Take every line that has the string "Taille" and copy it out.
** START OF Exercise inputs **
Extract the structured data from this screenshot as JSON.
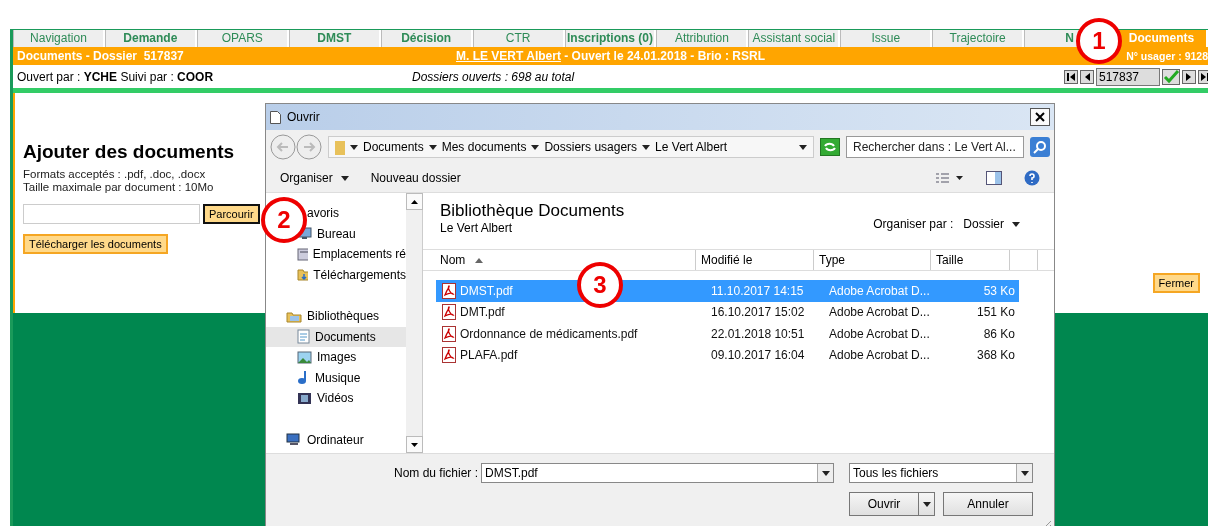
{
  "tabs": [
    {
      "label": "Navigation",
      "bold": false,
      "selected": false
    },
    {
      "label": "Demande",
      "bold": true,
      "selected": false
    },
    {
      "label": "OPARS",
      "bold": false,
      "selected": false
    },
    {
      "label": "DMST",
      "bold": true,
      "selected": false
    },
    {
      "label": "Décision",
      "bold": true,
      "selected": false
    },
    {
      "label": "CTR",
      "bold": false,
      "selected": false
    },
    {
      "label": "Inscriptions (0)",
      "bold": true,
      "selected": false
    },
    {
      "label": "Attribution",
      "bold": false,
      "selected": false
    },
    {
      "label": "Assistant social",
      "bold": false,
      "selected": false
    },
    {
      "label": "Issue",
      "bold": false,
      "selected": false
    },
    {
      "label": "Trajectoire",
      "bold": false,
      "selected": false
    },
    {
      "label": "N",
      "bold": true,
      "selected": false
    },
    {
      "label": "Documents",
      "bold": true,
      "selected": true
    }
  ],
  "header": {
    "title": "Documents - Dossier  517837",
    "patient": "M. LE VERT Albert",
    "details": " - Ouvert le 24.01.2018 - Brio : RSRL",
    "user_no": "N° usager : 9128"
  },
  "info": {
    "opened_by_label": "Ouvert par : ",
    "opened_by": "YCHE",
    "followed_label": " Suivi par : ",
    "followed_by": "COOR",
    "total": "Dossiers ouverts : 698 au total",
    "record_field": "517837"
  },
  "panel": {
    "heading": "Ajouter des documents",
    "formats": "Formats acceptés : .pdf, .doc, .docx",
    "max_size": "Taille maximale par document : 10Mo",
    "browse": "Parcourir",
    "upload": "Télécharger les documents",
    "close": "Fermer"
  },
  "dialog": {
    "title": "Ouvrir",
    "breadcrumb": [
      "Documents",
      "Mes documents",
      "Dossiers usagers",
      "Le Vert Albert"
    ],
    "search_placeholder": "Rechercher dans : Le Vert Al...",
    "toolbar": [
      "Organiser",
      "Nouveau dossier"
    ],
    "nav": [
      {
        "label": "avoris",
        "selected": false,
        "children": [
          {
            "label": "Bureau",
            "selected": false
          },
          {
            "label": "Emplacements ré",
            "selected": false
          },
          {
            "label": "Téléchargements",
            "selected": false
          }
        ]
      },
      {
        "label": "Bibliothèques",
        "selected": false,
        "children": [
          {
            "label": "Documents",
            "selected": true
          },
          {
            "label": "Images",
            "selected": false
          },
          {
            "label": "Musique",
            "selected": false
          },
          {
            "label": "Vidéos",
            "selected": false
          }
        ]
      },
      {
        "label": "Ordinateur",
        "selected": false
      }
    ],
    "library": {
      "title": "Bibliothèque Documents",
      "subtitle": "Le Vert Albert",
      "arrange_label": "Organiser par :",
      "arrange_value": "Dossier"
    },
    "columns": [
      {
        "label": "Nom",
        "sorted": true
      },
      {
        "label": "Modifié le",
        "sorted": false
      },
      {
        "label": "Type",
        "sorted": false
      },
      {
        "label": "Taille",
        "sorted": false
      }
    ],
    "files": [
      {
        "name": "DMST.pdf",
        "modified": "11.10.2017 14:15",
        "type": "Adobe Acrobat D...",
        "size": "53 Ko",
        "selected": true
      },
      {
        "name": "DMT.pdf",
        "modified": "16.10.2017 15:02",
        "type": "Adobe Acrobat D...",
        "size": "151 Ko",
        "selected": false
      },
      {
        "name": "Ordonnance de médicaments.pdf",
        "modified": "22.01.2018 10:51",
        "type": "Adobe Acrobat D...",
        "size": "86 Ko",
        "selected": false
      },
      {
        "name": "PLAFA.pdf",
        "modified": "09.10.2017 16:04",
        "type": "Adobe Acrobat D...",
        "size": "368 Ko",
        "selected": false
      }
    ],
    "filename_label": "Nom du fichier :",
    "filename": "DMST.pdf",
    "filter": "Tous les fichiers",
    "open": "Ouvrir",
    "cancel": "Annuler"
  },
  "annotations": [
    "1",
    "2",
    "3"
  ]
}
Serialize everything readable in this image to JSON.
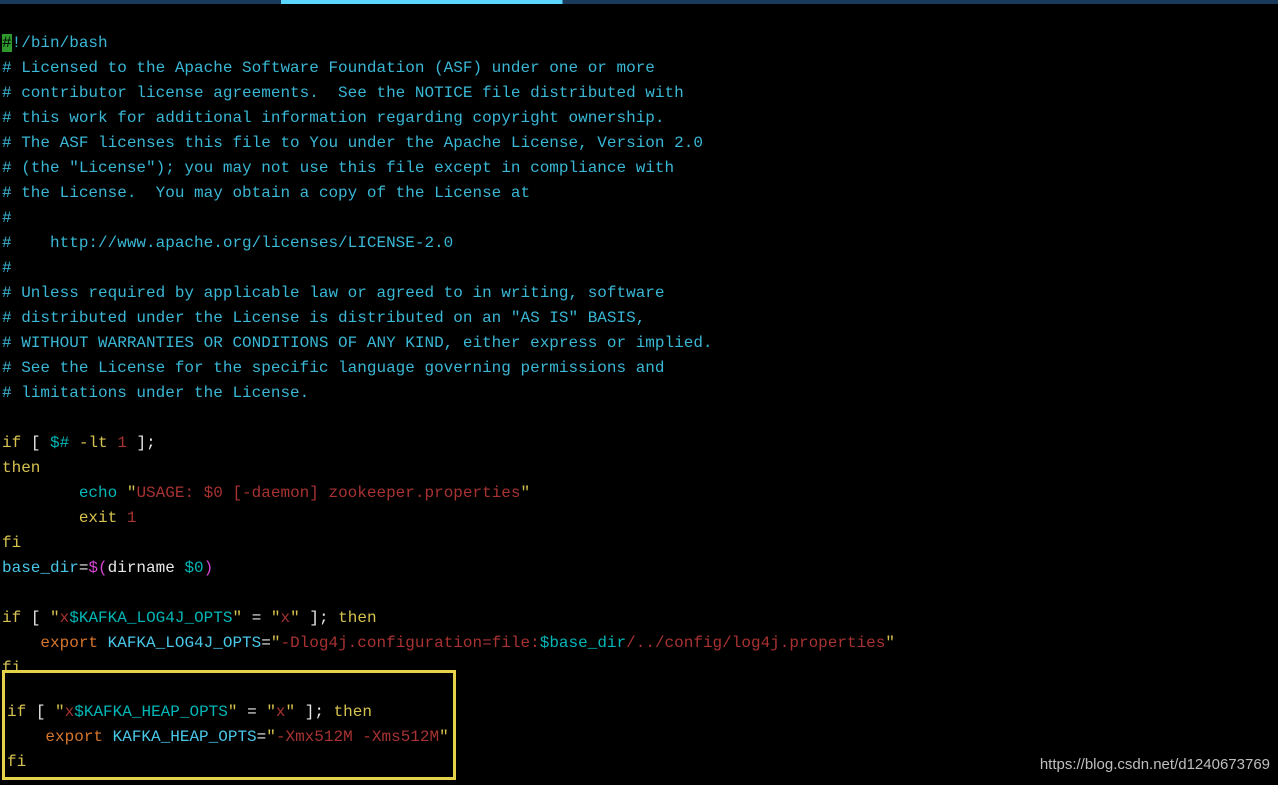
{
  "shebang": {
    "hash": "#",
    "rest": "!/bin/bash"
  },
  "comments": [
    "# Licensed to the Apache Software Foundation (ASF) under one or more",
    "# contributor license agreements.  See the NOTICE file distributed with",
    "# this work for additional information regarding copyright ownership.",
    "# The ASF licenses this file to You under the Apache License, Version 2.0",
    "# (the \"License\"); you may not use this file except in compliance with",
    "# the License.  You may obtain a copy of the License at",
    "#",
    "#    http://www.apache.org/licenses/LICENSE-2.0",
    "#",
    "# Unless required by applicable law or agreed to in writing, software",
    "# distributed under the License is distributed on an \"AS IS\" BASIS,",
    "# WITHOUT WARRANTIES OR CONDITIONS OF ANY KIND, either express or implied.",
    "# See the License for the specific language governing permissions and",
    "# limitations under the License."
  ],
  "block1": {
    "if": "if",
    "lbr": "[",
    "var": "$#",
    "op": "-lt",
    "num": "1",
    "rbr": "];",
    "then": "then",
    "echo_kw": "echo",
    "echo_q1": "\"",
    "echo_str": "USAGE: $0 [-daemon] zookeeper.properties",
    "echo_q2": "\"",
    "exit_kw": "exit",
    "exit_code": "1",
    "fi": "fi"
  },
  "basedir": {
    "var": "base_dir",
    "eq": "=",
    "dollar_open": "$(",
    "dirname": "dirname",
    "arg": "$0",
    "close": ")"
  },
  "block2": {
    "if": "if",
    "lbr": "[",
    "q1": "\"",
    "pfx": "x",
    "dvar": "$KAFKA_LOG4J_OPTS",
    "q2": "\"",
    "eq": "=",
    "q3": "\"",
    "x2": "x",
    "q4": "\"",
    "rbr": "]; ",
    "then": "then",
    "export": "export",
    "var": "KAFKA_LOG4J_OPTS",
    "assign": "=",
    "sq1": "\"",
    "flag": "-Dlog4j.configuration=file:",
    "dvar2": "$base_dir",
    "tail": "/../config/log4j.properties",
    "sq2": "\"",
    "fi": "fi"
  },
  "block3": {
    "if": "if",
    "lbr": "[",
    "q1": "\"",
    "pfx": "x",
    "dvar": "$KAFKA_HEAP_OPTS",
    "q2": "\"",
    "eq": "=",
    "q3": "\"",
    "x2": "x",
    "q4": "\"",
    "rbr": "]; ",
    "then": "then",
    "export": "export",
    "var": "KAFKA_HEAP_OPTS",
    "assign": "=",
    "sq1": "\"",
    "flag": "-Xmx512M -Xms512M",
    "sq2": "\"",
    "fi": "fi"
  },
  "watermark": "https://blog.csdn.net/d1240673769"
}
** END OF Exercise inputs **
Answer for the task -
    "max_size": "Taille maximale par document : 10Mo",
        "label": "Taille",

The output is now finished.